**GIVEN TASK**
Take the entries below and print all of them exactly, please.

**ROWS**
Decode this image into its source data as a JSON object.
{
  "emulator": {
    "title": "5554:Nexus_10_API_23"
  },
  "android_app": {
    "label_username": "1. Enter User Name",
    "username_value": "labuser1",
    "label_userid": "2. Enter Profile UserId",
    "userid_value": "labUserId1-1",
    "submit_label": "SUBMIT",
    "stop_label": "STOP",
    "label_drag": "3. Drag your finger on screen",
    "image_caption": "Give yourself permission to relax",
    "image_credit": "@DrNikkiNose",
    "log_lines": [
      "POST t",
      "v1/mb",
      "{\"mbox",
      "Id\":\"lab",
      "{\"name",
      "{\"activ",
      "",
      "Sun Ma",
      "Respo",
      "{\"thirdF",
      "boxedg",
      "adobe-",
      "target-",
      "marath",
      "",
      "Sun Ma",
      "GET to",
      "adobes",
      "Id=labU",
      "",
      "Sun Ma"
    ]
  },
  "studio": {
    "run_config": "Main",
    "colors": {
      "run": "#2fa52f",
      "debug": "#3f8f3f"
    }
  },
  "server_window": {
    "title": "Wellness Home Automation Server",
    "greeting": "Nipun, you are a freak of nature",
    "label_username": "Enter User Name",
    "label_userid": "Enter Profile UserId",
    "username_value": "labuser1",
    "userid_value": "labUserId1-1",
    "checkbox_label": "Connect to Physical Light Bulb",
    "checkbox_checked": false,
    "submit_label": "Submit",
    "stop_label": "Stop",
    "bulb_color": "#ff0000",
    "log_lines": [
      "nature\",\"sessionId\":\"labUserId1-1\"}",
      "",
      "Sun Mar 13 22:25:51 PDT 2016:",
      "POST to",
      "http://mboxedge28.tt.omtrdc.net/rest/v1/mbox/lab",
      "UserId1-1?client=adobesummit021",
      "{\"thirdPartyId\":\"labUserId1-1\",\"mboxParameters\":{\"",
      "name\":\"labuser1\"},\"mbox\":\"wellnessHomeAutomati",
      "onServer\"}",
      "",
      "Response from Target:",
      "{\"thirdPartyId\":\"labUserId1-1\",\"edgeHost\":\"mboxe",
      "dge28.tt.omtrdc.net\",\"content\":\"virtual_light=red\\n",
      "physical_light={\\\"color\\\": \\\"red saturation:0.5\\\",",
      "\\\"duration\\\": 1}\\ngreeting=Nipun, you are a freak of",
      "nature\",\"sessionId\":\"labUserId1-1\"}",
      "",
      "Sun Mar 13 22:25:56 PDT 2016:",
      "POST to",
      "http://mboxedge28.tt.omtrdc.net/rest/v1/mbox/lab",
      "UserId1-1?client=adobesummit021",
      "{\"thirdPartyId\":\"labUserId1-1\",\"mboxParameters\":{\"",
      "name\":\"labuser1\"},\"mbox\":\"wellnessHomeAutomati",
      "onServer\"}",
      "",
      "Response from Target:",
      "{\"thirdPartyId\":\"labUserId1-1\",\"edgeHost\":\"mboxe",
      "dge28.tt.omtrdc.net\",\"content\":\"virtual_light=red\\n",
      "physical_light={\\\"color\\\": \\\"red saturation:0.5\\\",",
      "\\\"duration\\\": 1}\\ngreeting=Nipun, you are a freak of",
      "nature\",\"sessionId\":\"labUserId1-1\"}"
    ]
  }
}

**EXERCISE SOLUTION**
Decode this image into its source data as a JSON object.
{
  "emulator": {
    "title": "5554:Nexus_10_API_23"
  },
  "android_app": {
    "label_username": "1. Enter User Name",
    "username_value": "labuser1",
    "label_userid": "2. Enter Profile UserId",
    "userid_value": "labUserId1-1",
    "submit_label": "SUBMIT",
    "stop_label": "STOP",
    "label_drag": "3. Drag your finger on screen",
    "image_caption": "Give yourself permission to relax",
    "image_credit": "@DrNikkiNose",
    "log_lines": [
      "POST t",
      "v1/mb",
      "{\"mbox",
      "Id\":\"lab",
      "{\"name",
      "{\"activ",
      "",
      "Sun Ma",
      "Respo",
      "{\"thirdF",
      "boxedg",
      "adobe-",
      "target-",
      "marath",
      "",
      "Sun Ma",
      "GET to",
      "adobes",
      "Id=labU",
      "",
      "Sun Ma"
    ]
  },
  "studio": {
    "run_config": "Main",
    "colors": {
      "run": "#2fa52f",
      "debug": "#3f8f3f"
    }
  },
  "server_window": {
    "title": "Wellness Home Automation Server",
    "greeting": "Nipun, you are a freak of nature",
    "label_username": "Enter User Name",
    "label_userid": "Enter Profile UserId",
    "username_value": "labuser1",
    "userid_value": "labUserId1-1",
    "checkbox_label": "Connect to Physical Light Bulb",
    "checkbox_checked": false,
    "submit_label": "Submit",
    "stop_label": "Stop",
    "bulb_color": "#ff0000",
    "log_lines": [
      "nature\",\"sessionId\":\"labUserId1-1\"}",
      "",
      "Sun Mar 13 22:25:51 PDT 2016:",
      "POST to",
      "http://mboxedge28.tt.omtrdc.net/rest/v1/mbox/lab",
      "UserId1-1?client=adobesummit021",
      "{\"thirdPartyId\":\"labUserId1-1\",\"mboxParameters\":{\"",
      "name\":\"labuser1\"},\"mbox\":\"wellnessHomeAutomati",
      "onServer\"}",
      "",
      "Response from Target:",
      "{\"thirdPartyId\":\"labUserId1-1\",\"edgeHost\":\"mboxe",
      "dge28.tt.omtrdc.net\",\"content\":\"virtual_light=red\\n",
      "physical_light={\\\"color\\\": \\\"red saturation:0.5\\\",",
      "\\\"duration\\\": 1}\\ngreeting=Nipun, you are a freak of",
      "nature\",\"sessionId\":\"labUserId1-1\"}",
      "",
      "Sun Mar 13 22:25:56 PDT 2016:",
      "POST to",
      "http://mboxedge28.tt.omtrdc.net/rest/v1/mbox/lab",
      "UserId1-1?client=adobesummit021",
      "{\"thirdPartyId\":\"labUserId1-1\",\"mboxParameters\":{\"",
      "name\":\"labuser1\"},\"mbox\":\"wellnessHomeAutomati",
      "onServer\"}",
      "",
      "Response from Target:",
      "{\"thirdPartyId\":\"labUserId1-1\",\"edgeHost\":\"mboxe",
      "dge28.tt.omtrdc.net\",\"content\":\"virtual_light=red\\n",
      "physical_light={\\\"color\\\": \\\"red saturation:0.5\\\",",
      "\\\"duration\\\": 1}\\ngreeting=Nipun, you are a freak of",
      "nature\",\"sessionId\":\"labUserId1-1\"}"
    ]
  }
}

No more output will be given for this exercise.